▶ _Requirements_
State how many lines in the listing below include the word "العلل", and add nothing besides the number.

▶ _Extracted data_
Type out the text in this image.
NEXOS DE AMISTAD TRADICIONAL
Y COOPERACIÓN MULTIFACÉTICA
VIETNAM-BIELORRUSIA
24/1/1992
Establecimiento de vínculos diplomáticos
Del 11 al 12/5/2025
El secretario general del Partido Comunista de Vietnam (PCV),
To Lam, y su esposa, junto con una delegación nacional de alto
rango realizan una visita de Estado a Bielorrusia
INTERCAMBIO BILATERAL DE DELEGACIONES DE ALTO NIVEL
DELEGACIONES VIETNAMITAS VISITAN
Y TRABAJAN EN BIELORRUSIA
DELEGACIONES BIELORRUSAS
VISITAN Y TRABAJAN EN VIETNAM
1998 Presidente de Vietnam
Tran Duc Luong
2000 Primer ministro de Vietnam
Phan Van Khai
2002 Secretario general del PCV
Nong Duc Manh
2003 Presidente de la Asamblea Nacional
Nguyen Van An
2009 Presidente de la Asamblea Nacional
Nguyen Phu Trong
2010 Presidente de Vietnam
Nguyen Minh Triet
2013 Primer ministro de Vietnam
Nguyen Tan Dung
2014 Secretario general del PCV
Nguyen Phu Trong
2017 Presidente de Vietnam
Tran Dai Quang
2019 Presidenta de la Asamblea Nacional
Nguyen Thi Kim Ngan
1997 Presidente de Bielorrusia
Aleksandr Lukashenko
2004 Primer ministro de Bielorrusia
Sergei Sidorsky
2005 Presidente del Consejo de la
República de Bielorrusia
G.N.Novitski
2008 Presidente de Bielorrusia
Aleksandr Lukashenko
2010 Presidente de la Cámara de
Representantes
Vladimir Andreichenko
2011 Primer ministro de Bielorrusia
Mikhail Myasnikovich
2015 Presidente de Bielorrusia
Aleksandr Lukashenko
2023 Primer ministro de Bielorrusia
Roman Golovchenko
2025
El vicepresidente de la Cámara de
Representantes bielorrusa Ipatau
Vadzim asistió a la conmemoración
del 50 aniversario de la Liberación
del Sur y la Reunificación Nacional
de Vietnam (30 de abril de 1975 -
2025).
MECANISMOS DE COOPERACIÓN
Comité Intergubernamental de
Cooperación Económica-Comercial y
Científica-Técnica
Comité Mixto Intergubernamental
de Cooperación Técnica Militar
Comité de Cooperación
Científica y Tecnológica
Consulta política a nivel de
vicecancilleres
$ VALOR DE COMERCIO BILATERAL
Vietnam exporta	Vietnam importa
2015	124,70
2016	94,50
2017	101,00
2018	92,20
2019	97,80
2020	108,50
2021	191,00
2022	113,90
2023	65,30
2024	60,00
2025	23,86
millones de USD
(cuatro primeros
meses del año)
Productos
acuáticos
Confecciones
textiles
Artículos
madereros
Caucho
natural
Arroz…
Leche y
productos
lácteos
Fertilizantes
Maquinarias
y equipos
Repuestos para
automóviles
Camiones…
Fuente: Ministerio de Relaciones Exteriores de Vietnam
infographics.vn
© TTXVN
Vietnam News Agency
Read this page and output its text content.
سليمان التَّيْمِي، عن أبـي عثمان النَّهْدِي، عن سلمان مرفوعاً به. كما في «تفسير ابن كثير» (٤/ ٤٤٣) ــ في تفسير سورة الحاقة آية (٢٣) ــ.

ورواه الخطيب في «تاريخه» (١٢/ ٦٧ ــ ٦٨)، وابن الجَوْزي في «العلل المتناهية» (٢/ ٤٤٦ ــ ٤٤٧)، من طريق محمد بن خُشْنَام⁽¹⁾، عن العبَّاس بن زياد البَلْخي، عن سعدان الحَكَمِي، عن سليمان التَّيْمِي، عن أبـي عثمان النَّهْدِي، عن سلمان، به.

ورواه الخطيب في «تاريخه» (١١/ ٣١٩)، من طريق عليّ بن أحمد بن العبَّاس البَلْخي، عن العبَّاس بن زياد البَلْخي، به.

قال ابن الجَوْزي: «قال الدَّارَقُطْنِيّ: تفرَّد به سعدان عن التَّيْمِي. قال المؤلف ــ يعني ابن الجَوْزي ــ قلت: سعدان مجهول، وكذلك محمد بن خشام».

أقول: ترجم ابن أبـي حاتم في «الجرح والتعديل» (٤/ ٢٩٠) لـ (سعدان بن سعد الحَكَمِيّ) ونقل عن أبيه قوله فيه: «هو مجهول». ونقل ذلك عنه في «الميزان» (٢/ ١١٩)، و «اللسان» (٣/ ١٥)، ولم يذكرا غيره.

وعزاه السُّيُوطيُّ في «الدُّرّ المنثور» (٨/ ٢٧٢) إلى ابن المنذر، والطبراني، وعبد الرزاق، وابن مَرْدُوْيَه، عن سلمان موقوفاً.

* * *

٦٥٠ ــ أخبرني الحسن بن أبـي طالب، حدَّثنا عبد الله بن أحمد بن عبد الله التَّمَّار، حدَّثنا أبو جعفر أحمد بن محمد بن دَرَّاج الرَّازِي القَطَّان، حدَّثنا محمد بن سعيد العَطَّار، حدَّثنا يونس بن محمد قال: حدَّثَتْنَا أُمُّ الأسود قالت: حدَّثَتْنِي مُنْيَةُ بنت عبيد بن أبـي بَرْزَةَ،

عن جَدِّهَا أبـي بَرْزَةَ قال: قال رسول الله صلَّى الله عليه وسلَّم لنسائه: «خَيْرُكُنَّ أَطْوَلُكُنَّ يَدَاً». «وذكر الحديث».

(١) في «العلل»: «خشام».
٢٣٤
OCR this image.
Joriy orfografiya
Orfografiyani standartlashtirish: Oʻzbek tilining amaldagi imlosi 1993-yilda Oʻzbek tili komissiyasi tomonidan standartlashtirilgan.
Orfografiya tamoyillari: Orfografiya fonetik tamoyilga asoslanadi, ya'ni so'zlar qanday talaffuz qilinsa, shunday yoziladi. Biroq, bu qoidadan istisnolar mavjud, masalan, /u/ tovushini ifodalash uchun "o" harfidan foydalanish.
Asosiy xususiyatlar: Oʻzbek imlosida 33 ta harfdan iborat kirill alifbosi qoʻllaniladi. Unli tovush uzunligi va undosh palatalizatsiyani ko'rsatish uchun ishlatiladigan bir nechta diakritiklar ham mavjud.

▶ _Solved exercise_
2